-- start --

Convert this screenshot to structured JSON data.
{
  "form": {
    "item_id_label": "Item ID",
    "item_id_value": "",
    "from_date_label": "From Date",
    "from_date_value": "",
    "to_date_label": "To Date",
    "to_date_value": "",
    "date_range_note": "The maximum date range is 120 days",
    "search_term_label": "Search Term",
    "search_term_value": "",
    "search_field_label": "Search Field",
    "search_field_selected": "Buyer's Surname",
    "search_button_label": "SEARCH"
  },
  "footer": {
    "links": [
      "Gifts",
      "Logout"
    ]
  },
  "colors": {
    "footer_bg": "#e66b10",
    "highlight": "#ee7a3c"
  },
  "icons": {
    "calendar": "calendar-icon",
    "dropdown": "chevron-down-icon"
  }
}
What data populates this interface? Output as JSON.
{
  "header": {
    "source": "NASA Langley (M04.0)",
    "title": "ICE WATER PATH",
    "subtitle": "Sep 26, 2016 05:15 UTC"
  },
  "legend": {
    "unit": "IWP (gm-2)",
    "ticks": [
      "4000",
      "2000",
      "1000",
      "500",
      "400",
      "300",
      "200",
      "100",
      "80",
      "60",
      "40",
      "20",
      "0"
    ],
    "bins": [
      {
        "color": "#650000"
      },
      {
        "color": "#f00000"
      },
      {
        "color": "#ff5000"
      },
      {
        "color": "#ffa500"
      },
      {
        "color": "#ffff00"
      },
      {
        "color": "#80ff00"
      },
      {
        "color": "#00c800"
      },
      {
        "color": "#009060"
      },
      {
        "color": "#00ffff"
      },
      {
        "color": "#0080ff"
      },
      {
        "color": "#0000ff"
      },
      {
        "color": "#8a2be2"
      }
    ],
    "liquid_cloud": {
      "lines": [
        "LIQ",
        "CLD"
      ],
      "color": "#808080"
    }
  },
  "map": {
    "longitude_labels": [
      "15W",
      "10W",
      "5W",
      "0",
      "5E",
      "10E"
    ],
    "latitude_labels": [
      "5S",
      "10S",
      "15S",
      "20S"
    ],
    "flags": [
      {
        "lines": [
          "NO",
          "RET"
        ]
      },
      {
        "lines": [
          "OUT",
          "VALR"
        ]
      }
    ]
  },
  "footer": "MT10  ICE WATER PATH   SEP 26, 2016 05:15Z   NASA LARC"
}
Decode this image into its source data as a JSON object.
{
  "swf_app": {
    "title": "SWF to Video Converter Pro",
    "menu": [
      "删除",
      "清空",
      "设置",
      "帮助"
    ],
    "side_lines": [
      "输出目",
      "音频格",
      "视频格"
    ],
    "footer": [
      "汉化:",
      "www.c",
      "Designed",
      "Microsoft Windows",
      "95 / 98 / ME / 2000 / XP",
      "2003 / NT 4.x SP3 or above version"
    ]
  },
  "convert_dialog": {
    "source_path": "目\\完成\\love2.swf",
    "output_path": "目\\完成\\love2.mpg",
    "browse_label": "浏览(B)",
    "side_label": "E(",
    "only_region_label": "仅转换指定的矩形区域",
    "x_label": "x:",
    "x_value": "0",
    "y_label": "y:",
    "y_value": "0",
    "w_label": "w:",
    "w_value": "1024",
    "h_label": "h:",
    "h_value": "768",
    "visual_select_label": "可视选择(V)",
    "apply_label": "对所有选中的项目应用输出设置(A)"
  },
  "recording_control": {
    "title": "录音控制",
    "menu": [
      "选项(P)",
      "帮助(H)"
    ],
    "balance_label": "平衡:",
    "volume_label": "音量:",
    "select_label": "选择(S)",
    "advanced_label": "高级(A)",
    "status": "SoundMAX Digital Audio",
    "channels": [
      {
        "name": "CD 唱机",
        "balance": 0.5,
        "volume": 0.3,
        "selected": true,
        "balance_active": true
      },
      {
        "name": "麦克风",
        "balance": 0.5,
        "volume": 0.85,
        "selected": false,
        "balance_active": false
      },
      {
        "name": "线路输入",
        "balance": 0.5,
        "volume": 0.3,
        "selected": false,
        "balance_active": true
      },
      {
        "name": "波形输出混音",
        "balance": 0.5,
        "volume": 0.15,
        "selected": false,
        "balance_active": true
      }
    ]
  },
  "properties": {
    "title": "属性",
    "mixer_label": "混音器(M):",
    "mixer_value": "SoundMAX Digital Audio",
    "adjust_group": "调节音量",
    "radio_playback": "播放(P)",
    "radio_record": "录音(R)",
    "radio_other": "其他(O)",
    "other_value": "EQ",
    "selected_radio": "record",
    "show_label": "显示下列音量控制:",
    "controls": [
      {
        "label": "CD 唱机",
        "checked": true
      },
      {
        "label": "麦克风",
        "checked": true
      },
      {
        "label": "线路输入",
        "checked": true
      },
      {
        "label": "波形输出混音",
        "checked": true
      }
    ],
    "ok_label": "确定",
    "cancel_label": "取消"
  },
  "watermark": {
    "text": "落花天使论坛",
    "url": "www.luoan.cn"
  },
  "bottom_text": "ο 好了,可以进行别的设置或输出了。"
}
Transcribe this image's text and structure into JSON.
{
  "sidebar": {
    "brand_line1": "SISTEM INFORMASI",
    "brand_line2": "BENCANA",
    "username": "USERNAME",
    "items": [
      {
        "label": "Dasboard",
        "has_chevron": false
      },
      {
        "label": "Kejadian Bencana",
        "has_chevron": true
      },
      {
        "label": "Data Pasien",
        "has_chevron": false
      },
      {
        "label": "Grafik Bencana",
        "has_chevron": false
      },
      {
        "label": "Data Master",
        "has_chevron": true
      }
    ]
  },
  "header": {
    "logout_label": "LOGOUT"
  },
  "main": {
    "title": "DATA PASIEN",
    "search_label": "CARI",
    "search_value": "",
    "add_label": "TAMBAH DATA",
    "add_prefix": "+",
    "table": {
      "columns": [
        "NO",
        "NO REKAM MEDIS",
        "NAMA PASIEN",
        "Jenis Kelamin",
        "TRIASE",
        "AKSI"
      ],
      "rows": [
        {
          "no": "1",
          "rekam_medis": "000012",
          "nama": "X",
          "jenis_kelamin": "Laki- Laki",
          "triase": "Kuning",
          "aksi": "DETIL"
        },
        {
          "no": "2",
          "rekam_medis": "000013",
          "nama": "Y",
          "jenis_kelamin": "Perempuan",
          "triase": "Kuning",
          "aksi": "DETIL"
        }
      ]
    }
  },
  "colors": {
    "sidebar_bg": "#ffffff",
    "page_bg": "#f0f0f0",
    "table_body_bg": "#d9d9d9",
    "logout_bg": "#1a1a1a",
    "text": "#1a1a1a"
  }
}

-- end --

> [Exercise] Every entry must be retyped in full, exactly as given.

> [Solution to the problem]
Convert this screenshot to structured JSON data.
{
  "form": {
    "item_id_label": "Item ID",
    "item_id_value": "",
    "from_date_label": "From Date",
    "from_date_value": "",
    "to_date_label": "To Date",
    "to_date_value": "",
    "date_range_note": "The maximum date range is 120 days",
    "search_term_label": "Search Term",
    "search_term_value": "",
    "search_field_label": "Search Field",
    "search_field_selected": "Buyer's Surname",
    "search_button_label": "SEARCH"
  },
  "footer": {
    "links": [
      "Gifts",
      "Logout"
    ]
  },
  "colors": {
    "footer_bg": "#e66b10",
    "highlight": "#ee7a3c"
  },
  "icons": {
    "calendar": "calendar-icon",
    "dropdown": "chevron-down-icon"
  }
}
What data populates this interface? Output as JSON.
{
  "header": {
    "source": "NASA Langley (M04.0)",
    "title": "ICE WATER PATH",
    "subtitle": "Sep 26, 2016 05:15 UTC"
  },
  "legend": {
    "unit": "IWP (gm-2)",
    "ticks": [
      "4000",
      "2000",
      "1000",
      "500",
      "400",
      "300",
      "200",
      "100",
      "80",
      "60",
      "40",
      "20",
      "0"
    ],
    "bins": [
      {
        "color": "#650000"
      },
      {
        "color": "#f00000"
      },
      {
        "color": "#ff5000"
      },
      {
        "color": "#ffa500"
      },
      {
        "color": "#ffff00"
      },
      {
        "color": "#80ff00"
      },
      {
        "color": "#00c800"
      },
      {
        "color": "#009060"
      },
      {
        "color": "#00ffff"
      },
      {
        "color": "#0080ff"
      },
      {
        "color": "#0000ff"
      },
      {
        "color": "#8a2be2"
      }
    ],
    "liquid_cloud": {
      "lines": [
        "LIQ",
        "CLD"
      ],
      "color": "#808080"
    }
  },
  "map": {
    "longitude_labels": [
      "15W",
      "10W",
      "5W",
      "0",
      "5E",
      "10E"
    ],
    "latitude_labels": [
      "5S",
      "10S",
      "15S",
      "20S"
    ],
    "flags": [
      {
        "lines": [
          "NO",
          "RET"
        ]
      },
      {
        "lines": [
          "OUT",
          "VALR"
        ]
      }
    ]
  },
  "footer": "MT10  ICE WATER PATH   SEP 26, 2016 05:15Z   NASA LARC"
}
Decode this image into its source data as a JSON object.
{
  "swf_app": {
    "title": "SWF to Video Converter Pro",
    "menu": [
      "删除",
      "清空",
      "设置",
      "帮助"
    ],
    "side_lines": [
      "输出目",
      "音频格",
      "视频格"
    ],
    "footer": [
      "汉化:",
      "www.c",
      "Designed",
      "Microsoft Windows",
      "95 / 98 / ME / 2000 / XP",
      "2003 / NT 4.x SP3 or above version"
    ]
  },
  "convert_dialog": {
    "source_path": "目\\完成\\love2.swf",
    "output_path": "目\\完成\\love2.mpg",
    "browse_label": "浏览(B)",
    "side_label": "E(",
    "only_region_label": "仅转换指定的矩形区域",
    "x_label": "x:",
    "x_value": "0",
    "y_label": "y:",
    "y_value": "0",
    "w_label": "w:",
    "w_value": "1024",
    "h_label": "h:",
    "h_value": "768",
    "visual_select_label": "可视选择(V)",
    "apply_label": "对所有选中的项目应用输出设置(A)"
  },
  "recording_control": {
    "title": "录音控制",
    "menu": [
      "选项(P)",
      "帮助(H)"
    ],
    "balance_label": "平衡:",
    "volume_label": "音量:",
    "select_label": "选择(S)",
    "advanced_label": "高级(A)",
    "status": "SoundMAX Digital Audio",
    "channels": [
      {
        "name": "CD 唱机",
        "balance": 0.5,
        "volume": 0.3,
        "selected": true,
        "balance_active": true
      },
      {
        "name": "麦克风",
        "balance": 0.5,
        "volume": 0.85,
        "selected": false,
        "balance_active": false
      },
      {
        "name": "线路输入",
        "balance": 0.5,
        "volume": 0.3,
        "selected": false,
        "balance_active": true
      },
      {
        "name": "波形输出混音",
        "balance": 0.5,
        "volume": 0.15,
        "selected": false,
        "balance_active": true
      }
    ]
  },
  "properties": {
    "title": "属性",
    "mixer_label": "混音器(M):",
    "mixer_value": "SoundMAX Digital Audio",
    "adjust_group": "调节音量",
    "radio_playback": "播放(P)",
    "radio_record": "录音(R)",
    "radio_other": "其他(O)",
    "other_value": "EQ",
    "selected_radio": "record",
    "show_label": "显示下列音量控制:",
    "controls": [
      {
        "label": "CD 唱机",
        "checked": true
      },
      {
        "label": "麦克风",
        "checked": true
      },
      {
        "label": "线路输入",
        "checked": true
      },
      {
        "label": "波形输出混音",
        "checked": true
      }
    ],
    "ok_label": "确定",
    "cancel_label": "取消"
  },
  "watermark": {
    "text": "落花天使论坛",
    "url": "www.luoan.cn"
  },
  "bottom_text": "ο 好了,可以进行别的设置或输出了。"
}
Transcribe this image's text and structure into JSON.
{
  "sidebar": {
    "brand_line1": "SISTEM INFORMASI",
    "brand_line2": "BENCANA",
    "username": "USERNAME",
    "items": [
      {
        "label": "Dasboard",
        "has_chevron": false
      },
      {
        "label": "Kejadian Bencana",
        "has_chevron": true
      },
      {
        "label": "Data Pasien",
        "has_chevron": false
      },
      {
        "label": "Grafik Bencana",
        "has_chevron": false
      },
      {
        "label": "Data Master",
        "has_chevron": true
      }
    ]
  },
  "header": {
    "logout_label": "LOGOUT"
  },
  "main": {
    "title": "DATA PASIEN",
    "search_label": "CARI",
    "search_value": "",
    "add_label": "TAMBAH DATA",
    "add_prefix": "+",
    "table": {
      "columns": [
        "NO",
        "NO REKAM MEDIS",
        "NAMA PASIEN",
        "Jenis Kelamin",
        "TRIASE",
        "AKSI"
      ],
      "rows": [
        {
          "no": "1",
          "rekam_medis": "000012",
          "nama": "X",
          "jenis_kelamin": "Laki- Laki",
          "triase": "Kuning",
          "aksi": "DETIL"
        },
        {
          "no": "2",
          "rekam_medis": "000013",
          "nama": "Y",
          "jenis_kelamin": "Perempuan",
          "triase": "Kuning",
          "aksi": "DETIL"
        }
      ]
    }
  },
  "colors": {
    "sidebar_bg": "#ffffff",
    "page_bg": "#f0f0f0",
    "table_body_bg": "#d9d9d9",
    "logout_bg": "#1a1a1a",
    "text": "#1a1a1a"
  }
}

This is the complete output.